--- Dataset excerpts ---

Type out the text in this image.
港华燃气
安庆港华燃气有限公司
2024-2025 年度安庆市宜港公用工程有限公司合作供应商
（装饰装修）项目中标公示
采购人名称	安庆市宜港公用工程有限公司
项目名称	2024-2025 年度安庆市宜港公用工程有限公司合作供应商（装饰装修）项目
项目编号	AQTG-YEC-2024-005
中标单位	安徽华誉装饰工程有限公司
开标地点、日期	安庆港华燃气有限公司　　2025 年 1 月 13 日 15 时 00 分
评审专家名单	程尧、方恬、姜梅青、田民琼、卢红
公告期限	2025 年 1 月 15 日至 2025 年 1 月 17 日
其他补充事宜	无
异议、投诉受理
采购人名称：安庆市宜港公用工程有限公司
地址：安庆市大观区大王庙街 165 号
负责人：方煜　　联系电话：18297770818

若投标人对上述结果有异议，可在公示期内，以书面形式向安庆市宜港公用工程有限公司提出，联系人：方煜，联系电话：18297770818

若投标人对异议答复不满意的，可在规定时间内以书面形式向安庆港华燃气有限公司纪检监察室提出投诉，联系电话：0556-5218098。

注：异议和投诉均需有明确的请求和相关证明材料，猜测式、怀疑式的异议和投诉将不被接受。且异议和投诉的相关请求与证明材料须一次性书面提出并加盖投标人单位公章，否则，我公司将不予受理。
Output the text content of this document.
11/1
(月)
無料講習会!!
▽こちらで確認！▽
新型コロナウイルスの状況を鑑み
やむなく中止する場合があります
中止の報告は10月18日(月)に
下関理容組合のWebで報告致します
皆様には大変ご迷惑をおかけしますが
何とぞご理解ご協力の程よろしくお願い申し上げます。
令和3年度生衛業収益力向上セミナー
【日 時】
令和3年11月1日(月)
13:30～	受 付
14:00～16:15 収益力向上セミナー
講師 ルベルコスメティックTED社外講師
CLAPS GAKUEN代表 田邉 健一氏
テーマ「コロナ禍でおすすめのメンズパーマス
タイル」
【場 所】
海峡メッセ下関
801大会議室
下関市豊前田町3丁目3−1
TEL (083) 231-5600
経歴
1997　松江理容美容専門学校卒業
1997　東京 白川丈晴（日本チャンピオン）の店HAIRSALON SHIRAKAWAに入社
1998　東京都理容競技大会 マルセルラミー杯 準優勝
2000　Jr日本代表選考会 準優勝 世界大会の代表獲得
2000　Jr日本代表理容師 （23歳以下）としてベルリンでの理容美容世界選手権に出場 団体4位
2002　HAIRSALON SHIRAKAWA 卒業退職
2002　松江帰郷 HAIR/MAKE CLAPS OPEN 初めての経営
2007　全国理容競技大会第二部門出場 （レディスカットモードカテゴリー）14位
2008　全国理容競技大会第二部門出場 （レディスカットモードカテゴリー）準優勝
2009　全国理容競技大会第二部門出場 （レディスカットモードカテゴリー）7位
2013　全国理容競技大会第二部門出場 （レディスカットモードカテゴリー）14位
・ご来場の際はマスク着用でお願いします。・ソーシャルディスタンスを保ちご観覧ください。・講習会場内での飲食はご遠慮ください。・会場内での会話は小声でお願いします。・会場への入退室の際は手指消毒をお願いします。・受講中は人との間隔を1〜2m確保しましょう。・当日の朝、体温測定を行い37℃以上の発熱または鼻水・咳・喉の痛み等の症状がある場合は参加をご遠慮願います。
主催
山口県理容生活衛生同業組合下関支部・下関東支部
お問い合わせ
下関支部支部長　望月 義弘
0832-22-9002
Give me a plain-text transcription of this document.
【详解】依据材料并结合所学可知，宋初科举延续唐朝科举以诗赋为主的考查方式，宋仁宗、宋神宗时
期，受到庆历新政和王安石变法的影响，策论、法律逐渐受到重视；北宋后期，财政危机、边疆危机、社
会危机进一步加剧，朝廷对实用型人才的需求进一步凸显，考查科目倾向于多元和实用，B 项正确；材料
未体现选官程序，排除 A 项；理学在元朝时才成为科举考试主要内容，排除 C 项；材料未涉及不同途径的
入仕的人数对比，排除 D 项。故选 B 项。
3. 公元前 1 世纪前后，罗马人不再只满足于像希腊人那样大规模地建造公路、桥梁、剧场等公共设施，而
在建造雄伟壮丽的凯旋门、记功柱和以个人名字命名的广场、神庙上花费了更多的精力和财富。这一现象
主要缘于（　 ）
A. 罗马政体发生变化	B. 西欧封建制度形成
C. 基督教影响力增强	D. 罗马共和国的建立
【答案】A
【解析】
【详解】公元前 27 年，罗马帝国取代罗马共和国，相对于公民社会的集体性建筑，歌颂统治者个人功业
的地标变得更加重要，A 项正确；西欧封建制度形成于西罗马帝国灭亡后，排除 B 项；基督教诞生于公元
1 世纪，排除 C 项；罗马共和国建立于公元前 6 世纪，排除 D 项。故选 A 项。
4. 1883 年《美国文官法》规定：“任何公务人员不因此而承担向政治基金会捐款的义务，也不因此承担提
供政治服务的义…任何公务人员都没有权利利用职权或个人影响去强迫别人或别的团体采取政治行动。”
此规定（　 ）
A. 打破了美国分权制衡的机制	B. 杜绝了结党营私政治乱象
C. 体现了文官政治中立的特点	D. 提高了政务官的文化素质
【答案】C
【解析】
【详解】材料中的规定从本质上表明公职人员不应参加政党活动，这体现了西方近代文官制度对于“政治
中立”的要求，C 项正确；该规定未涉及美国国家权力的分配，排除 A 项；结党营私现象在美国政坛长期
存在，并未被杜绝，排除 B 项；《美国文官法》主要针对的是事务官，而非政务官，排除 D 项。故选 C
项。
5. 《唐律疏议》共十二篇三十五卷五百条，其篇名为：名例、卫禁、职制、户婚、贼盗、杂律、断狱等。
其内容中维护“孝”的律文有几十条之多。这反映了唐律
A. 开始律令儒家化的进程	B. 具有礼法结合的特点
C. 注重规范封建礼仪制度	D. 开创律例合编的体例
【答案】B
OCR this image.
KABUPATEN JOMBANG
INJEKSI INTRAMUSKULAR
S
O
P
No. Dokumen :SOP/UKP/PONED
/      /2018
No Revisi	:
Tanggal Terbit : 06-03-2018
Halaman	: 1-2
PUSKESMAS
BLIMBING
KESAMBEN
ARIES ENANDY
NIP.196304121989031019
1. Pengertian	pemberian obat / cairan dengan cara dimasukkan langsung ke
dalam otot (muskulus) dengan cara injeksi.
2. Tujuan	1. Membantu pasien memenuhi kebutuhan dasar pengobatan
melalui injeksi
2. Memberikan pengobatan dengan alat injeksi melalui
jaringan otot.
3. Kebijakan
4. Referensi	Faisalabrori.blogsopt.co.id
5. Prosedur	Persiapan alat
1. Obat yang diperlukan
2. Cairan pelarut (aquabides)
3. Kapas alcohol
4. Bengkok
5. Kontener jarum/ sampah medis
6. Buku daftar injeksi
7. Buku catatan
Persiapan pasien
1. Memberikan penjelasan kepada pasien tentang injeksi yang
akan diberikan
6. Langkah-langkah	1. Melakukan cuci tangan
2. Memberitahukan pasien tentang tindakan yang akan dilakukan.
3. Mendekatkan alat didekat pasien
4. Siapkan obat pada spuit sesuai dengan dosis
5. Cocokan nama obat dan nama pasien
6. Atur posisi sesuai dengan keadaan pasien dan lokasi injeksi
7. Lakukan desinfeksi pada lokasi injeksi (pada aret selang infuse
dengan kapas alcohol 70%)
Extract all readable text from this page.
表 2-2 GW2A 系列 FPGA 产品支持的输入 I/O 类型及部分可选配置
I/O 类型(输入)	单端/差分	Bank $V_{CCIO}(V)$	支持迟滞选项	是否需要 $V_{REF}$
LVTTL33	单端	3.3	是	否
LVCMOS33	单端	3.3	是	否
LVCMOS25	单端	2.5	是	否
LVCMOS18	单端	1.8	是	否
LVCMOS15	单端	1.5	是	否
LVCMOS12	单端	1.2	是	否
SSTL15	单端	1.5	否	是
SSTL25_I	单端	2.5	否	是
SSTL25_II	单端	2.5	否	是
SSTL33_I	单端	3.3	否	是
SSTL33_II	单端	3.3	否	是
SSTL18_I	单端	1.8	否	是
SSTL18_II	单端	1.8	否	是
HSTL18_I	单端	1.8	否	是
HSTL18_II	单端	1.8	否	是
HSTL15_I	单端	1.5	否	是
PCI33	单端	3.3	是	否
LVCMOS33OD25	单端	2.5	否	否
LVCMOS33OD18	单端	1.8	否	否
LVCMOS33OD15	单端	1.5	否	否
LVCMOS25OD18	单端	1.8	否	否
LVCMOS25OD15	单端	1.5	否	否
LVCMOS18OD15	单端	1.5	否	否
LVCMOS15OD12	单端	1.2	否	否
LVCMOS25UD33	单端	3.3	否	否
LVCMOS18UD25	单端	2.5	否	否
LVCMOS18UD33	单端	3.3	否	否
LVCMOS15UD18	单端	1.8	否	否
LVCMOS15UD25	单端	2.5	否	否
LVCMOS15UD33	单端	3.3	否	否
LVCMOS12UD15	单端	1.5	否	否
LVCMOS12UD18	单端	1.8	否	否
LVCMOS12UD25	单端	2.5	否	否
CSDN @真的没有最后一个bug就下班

---

Given problem ->
The lines to reproduce run from the line containing "Extract all readable text from this page." to the end of the listing; write them out exactly and add nothing.

The solution ->
Extract all readable text from this page.
表 2-2 GW2A 系列 FPGA 产品支持的输入 I/O 类型及部分可选配置
I/O 类型(输入)	单端/差分	Bank $V_{CCIO}(V)$	支持迟滞选项	是否需要 $V_{REF}$
LVTTL33	单端	3.3	是	否
LVCMOS33	单端	3.3	是	否
LVCMOS25	单端	2.5	是	否
LVCMOS18	单端	1.8	是	否
LVCMOS15	单端	1.5	是	否
LVCMOS12	单端	1.2	是	否
SSTL15	单端	1.5	否	是
SSTL25_I	单端	2.5	否	是
SSTL25_II	单端	2.5	否	是
SSTL33_I	单端	3.3	否	是
SSTL33_II	单端	3.3	否	是
SSTL18_I	单端	1.8	否	是
SSTL18_II	单端	1.8	否	是
HSTL18_I	单端	1.8	否	是
HSTL18_II	单端	1.8	否	是
HSTL15_I	单端	1.5	否	是
PCI33	单端	3.3	是	否
LVCMOS33OD25	单端	2.5	否	否
LVCMOS33OD18	单端	1.8	否	否
LVCMOS33OD15	单端	1.5	否	否
LVCMOS25OD18	单端	1.8	否	否
LVCMOS25OD15	单端	1.5	否	否
LVCMOS18OD15	单端	1.5	否	否
LVCMOS15OD12	单端	1.2	否	否
LVCMOS25UD33	单端	3.3	否	否
LVCMOS18UD25	单端	2.5	否	否
LVCMOS18UD33	单端	3.3	否	否
LVCMOS15UD18	单端	1.8	否	否
LVCMOS15UD25	单端	2.5	否	否
LVCMOS15UD33	单端	3.3	否	否
LVCMOS12UD15	单端	1.5	否	否
LVCMOS12UD18	单端	1.8	否	否
LVCMOS12UD25	单端	2.5	否	否
CSDN @真的没有最后一个bug就下班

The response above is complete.